Stored data:
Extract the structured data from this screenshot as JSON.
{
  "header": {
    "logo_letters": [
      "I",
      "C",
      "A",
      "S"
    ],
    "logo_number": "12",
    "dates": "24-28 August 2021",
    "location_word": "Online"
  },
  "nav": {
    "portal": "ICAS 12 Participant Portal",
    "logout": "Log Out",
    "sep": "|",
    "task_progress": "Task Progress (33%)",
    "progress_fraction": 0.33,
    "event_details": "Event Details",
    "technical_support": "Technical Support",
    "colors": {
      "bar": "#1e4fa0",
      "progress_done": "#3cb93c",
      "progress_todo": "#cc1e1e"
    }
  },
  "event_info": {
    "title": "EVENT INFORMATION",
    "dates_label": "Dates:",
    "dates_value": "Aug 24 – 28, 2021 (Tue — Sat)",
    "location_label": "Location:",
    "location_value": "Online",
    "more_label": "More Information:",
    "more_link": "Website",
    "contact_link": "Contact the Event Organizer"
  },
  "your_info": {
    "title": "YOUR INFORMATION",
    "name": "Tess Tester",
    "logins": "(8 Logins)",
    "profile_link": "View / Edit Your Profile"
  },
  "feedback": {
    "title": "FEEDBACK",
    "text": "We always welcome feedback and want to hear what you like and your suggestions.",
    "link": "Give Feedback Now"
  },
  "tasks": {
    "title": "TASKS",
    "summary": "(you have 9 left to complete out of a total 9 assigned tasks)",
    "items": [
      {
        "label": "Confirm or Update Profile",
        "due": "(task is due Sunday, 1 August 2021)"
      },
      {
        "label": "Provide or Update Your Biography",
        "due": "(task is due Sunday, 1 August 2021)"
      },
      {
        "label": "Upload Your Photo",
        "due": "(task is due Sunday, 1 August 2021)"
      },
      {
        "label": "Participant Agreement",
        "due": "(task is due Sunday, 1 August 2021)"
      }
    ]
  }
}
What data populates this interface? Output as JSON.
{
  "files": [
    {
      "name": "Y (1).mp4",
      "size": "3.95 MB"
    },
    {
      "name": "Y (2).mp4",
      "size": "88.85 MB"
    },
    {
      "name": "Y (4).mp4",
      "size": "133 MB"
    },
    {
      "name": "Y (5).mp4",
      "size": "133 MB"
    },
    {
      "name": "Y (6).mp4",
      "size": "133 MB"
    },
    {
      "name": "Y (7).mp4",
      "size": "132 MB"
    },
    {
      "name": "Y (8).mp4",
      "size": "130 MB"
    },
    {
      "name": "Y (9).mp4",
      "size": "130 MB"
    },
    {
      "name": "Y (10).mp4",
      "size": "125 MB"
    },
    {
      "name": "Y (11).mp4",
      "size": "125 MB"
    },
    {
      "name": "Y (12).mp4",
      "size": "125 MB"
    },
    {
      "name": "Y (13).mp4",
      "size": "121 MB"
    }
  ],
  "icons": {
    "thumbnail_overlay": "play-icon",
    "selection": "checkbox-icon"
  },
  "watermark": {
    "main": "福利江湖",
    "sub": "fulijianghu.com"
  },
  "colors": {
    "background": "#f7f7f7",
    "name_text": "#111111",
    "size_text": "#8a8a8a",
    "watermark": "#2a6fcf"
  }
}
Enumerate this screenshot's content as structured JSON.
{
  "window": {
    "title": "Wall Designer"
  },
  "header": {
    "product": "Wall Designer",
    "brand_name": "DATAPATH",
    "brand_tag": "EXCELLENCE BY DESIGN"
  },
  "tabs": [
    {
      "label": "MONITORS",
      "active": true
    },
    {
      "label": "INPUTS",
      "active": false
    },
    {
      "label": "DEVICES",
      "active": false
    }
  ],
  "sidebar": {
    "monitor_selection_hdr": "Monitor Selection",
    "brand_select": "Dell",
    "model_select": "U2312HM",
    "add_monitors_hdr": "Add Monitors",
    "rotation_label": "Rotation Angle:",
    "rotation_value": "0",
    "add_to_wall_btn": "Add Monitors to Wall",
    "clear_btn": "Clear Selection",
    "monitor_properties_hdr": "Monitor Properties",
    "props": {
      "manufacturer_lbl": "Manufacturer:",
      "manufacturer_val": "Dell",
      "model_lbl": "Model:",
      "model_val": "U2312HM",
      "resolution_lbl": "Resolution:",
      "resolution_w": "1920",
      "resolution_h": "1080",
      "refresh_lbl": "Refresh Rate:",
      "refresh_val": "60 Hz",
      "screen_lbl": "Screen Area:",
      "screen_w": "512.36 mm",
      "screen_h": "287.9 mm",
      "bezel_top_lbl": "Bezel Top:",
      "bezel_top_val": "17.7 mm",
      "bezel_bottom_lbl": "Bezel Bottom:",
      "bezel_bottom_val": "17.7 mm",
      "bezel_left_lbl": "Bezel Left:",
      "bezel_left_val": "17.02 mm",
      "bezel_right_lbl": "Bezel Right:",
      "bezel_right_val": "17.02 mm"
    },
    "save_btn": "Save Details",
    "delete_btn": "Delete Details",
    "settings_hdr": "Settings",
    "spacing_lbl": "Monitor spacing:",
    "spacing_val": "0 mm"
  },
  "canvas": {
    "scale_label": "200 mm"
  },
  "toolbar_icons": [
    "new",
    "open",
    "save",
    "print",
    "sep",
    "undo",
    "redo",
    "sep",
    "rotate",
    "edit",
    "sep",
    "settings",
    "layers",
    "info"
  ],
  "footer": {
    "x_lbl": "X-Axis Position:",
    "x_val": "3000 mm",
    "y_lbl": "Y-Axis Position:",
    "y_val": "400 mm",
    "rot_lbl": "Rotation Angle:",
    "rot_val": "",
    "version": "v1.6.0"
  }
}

◆ EXERCISE DESCRIPTION ◆
Pull out the lines above in which the word "Details" appears.

◆ OUTPUT OF THE TASK ◆
    "event_details": "Event Details",
    "save_btn": "Save Details",
    "delete_btn": "Delete Details",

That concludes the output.